▸ TASK GOAL
Report the count of lines containing the word "February" in the entries below, and nothing more.

-- BEGIN EXERCISE INPUTS --

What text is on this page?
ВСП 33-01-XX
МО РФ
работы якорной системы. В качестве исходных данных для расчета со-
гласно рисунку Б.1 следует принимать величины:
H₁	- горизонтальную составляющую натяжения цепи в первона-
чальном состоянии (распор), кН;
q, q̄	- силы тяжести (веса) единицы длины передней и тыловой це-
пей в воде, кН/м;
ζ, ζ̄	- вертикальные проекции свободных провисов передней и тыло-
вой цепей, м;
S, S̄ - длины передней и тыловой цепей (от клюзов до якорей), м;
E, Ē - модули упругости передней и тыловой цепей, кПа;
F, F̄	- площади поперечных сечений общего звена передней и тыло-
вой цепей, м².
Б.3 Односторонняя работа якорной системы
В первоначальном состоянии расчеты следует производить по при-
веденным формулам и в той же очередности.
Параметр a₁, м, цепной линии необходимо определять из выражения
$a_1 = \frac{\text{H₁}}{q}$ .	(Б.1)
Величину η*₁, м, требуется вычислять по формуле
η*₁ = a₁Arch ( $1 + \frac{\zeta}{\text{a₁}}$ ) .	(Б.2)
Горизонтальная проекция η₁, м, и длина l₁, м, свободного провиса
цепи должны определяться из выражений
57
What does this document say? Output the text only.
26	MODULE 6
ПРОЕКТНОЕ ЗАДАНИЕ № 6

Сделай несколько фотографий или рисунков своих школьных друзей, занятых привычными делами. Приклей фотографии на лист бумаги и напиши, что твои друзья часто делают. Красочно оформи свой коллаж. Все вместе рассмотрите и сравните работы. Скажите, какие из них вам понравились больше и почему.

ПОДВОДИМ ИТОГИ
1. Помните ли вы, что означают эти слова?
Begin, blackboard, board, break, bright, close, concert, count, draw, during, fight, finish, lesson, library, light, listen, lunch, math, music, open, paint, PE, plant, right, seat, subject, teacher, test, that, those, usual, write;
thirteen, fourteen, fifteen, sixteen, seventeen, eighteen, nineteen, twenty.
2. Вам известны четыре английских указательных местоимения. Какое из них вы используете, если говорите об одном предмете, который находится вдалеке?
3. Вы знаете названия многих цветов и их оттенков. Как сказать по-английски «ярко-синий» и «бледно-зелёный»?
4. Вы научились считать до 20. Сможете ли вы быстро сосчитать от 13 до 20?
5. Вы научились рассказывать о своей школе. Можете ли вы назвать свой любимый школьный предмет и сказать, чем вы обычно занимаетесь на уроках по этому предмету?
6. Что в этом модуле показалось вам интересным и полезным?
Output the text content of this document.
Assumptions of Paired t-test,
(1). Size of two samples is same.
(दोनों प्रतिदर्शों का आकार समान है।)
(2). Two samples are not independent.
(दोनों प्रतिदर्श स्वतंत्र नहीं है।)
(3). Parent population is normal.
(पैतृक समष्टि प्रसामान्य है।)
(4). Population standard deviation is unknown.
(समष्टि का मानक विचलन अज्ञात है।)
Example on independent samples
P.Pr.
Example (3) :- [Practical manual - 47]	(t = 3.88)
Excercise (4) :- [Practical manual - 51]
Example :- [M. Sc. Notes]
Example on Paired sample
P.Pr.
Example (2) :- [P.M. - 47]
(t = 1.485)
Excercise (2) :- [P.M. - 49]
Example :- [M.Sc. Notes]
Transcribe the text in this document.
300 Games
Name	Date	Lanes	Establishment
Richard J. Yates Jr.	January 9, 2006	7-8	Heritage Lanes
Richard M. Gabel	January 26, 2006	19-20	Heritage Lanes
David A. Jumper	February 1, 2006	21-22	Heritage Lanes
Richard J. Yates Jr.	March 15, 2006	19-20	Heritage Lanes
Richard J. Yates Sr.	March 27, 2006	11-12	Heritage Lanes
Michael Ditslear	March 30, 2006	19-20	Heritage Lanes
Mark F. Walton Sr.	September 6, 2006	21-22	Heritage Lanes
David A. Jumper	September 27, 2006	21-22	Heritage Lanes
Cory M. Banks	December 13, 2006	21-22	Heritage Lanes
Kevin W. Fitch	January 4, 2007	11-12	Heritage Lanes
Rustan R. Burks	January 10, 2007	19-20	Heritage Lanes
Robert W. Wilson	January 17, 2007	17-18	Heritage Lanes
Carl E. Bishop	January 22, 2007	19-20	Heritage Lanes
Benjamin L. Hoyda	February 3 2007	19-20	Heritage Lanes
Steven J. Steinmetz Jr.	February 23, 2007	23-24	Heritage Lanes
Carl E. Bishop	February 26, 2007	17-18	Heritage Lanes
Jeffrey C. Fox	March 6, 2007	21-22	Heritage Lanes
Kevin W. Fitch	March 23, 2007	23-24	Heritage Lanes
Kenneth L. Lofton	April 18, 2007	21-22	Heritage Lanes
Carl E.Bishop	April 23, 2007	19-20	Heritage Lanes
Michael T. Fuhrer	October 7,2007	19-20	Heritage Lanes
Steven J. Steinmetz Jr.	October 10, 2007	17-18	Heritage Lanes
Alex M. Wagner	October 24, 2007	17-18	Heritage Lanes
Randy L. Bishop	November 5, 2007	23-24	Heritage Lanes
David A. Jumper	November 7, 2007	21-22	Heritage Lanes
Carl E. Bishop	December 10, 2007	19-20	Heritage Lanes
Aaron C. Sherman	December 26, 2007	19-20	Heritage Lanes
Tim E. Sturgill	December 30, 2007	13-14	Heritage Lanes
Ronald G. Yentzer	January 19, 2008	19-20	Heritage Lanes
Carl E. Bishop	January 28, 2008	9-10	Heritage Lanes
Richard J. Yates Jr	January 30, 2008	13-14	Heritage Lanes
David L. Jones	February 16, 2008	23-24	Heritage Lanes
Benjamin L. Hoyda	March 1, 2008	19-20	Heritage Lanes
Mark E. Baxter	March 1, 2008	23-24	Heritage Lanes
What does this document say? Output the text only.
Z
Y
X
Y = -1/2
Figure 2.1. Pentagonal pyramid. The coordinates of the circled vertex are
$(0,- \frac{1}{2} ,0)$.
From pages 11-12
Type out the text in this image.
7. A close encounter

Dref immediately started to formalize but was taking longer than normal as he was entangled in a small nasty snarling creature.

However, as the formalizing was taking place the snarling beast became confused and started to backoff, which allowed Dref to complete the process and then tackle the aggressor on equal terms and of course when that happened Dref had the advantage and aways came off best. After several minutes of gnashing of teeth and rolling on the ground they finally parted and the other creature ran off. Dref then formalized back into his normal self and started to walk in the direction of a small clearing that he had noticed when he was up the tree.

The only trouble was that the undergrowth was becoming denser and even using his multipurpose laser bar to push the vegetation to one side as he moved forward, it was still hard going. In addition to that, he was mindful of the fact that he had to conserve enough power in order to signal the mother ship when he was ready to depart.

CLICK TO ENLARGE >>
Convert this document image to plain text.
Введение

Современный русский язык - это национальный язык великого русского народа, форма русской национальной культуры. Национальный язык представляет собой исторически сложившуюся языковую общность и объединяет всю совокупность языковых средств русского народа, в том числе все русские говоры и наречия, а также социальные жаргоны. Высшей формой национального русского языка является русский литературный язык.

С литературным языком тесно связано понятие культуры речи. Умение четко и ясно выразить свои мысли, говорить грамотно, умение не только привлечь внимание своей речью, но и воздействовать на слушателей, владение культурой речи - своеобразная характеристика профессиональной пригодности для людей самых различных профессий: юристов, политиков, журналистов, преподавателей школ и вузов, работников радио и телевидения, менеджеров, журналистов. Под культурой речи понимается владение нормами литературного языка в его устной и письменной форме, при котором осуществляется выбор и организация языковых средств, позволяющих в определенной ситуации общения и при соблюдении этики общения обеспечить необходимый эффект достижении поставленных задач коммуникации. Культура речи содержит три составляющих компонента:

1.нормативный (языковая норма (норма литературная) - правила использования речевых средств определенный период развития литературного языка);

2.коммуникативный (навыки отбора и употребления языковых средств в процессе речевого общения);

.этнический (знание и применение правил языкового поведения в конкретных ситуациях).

-- END EXERCISE INPUTS --

▸ REPLY TO THE EXERCISE
5